** Start **
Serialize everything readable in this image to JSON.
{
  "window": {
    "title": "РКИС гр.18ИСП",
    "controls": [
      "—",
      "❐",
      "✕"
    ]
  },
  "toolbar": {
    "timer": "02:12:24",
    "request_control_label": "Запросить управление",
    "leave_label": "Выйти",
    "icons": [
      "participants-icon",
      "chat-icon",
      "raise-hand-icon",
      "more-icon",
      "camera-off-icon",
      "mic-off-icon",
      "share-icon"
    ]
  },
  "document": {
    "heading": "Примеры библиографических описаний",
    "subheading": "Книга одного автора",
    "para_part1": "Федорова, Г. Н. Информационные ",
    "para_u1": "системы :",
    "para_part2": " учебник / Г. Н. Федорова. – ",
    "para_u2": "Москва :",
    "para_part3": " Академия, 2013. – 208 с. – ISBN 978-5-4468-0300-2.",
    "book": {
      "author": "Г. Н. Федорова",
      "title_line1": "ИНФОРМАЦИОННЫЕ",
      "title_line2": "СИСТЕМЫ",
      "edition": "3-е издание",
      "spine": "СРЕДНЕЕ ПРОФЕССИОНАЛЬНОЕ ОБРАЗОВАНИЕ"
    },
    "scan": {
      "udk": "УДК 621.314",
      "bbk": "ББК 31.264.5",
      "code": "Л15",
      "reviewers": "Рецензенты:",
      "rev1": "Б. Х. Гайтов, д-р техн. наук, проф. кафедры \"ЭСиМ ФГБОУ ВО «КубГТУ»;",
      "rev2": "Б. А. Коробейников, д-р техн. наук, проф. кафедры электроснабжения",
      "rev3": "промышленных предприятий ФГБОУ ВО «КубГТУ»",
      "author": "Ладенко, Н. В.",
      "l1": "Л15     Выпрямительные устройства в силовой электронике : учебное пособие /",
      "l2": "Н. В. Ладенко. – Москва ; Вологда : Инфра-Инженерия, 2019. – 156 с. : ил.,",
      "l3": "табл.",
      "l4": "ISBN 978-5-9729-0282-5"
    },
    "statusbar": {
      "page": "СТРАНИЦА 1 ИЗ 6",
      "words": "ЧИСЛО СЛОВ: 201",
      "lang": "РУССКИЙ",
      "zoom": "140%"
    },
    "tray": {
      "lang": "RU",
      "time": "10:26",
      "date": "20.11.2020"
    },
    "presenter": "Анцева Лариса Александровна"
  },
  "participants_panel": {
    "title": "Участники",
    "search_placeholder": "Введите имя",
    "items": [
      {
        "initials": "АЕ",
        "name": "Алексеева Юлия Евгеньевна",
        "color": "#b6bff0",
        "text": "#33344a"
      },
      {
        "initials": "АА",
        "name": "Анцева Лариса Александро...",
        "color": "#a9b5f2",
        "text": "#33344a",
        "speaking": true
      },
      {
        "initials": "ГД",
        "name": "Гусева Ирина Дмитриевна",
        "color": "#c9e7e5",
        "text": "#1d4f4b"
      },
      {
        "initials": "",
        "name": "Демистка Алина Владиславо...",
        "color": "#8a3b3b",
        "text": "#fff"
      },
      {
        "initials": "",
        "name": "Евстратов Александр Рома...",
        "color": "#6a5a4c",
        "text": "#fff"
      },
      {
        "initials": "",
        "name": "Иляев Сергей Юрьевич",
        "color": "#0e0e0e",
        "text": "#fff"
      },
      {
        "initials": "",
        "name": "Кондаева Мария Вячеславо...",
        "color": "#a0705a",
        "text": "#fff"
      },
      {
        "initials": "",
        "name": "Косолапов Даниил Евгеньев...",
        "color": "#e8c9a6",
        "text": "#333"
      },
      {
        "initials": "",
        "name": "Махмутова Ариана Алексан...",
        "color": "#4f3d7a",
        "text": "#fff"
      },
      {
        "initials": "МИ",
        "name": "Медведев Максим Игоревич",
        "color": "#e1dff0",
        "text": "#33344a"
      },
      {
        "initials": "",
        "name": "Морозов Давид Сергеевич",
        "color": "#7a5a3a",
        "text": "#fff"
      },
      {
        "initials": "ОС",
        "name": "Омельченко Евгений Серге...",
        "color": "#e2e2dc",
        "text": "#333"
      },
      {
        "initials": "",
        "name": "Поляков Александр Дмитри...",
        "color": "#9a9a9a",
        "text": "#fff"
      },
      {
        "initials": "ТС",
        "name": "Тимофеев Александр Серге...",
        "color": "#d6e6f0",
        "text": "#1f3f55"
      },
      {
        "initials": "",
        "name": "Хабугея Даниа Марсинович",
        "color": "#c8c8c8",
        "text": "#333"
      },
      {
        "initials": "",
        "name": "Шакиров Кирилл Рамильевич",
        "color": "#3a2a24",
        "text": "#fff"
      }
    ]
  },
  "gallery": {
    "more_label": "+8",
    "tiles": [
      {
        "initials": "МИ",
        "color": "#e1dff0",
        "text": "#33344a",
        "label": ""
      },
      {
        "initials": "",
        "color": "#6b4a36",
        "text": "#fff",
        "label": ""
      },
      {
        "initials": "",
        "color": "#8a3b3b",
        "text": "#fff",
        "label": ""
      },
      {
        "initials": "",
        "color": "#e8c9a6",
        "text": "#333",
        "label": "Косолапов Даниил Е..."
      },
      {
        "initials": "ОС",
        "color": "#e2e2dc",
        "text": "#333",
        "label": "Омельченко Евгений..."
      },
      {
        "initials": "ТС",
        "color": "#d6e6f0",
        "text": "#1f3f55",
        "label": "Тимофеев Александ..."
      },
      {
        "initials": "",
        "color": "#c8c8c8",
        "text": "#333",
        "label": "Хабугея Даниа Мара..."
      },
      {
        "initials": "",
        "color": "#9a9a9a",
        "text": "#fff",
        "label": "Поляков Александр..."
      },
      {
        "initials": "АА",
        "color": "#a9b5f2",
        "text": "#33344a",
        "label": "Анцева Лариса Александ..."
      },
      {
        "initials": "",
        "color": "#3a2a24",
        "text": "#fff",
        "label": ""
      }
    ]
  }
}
** End **
*Instructions to follow*:
Each line holding the word "кафедры" counts once; report the total and nothing else.

*Result of this task*:
2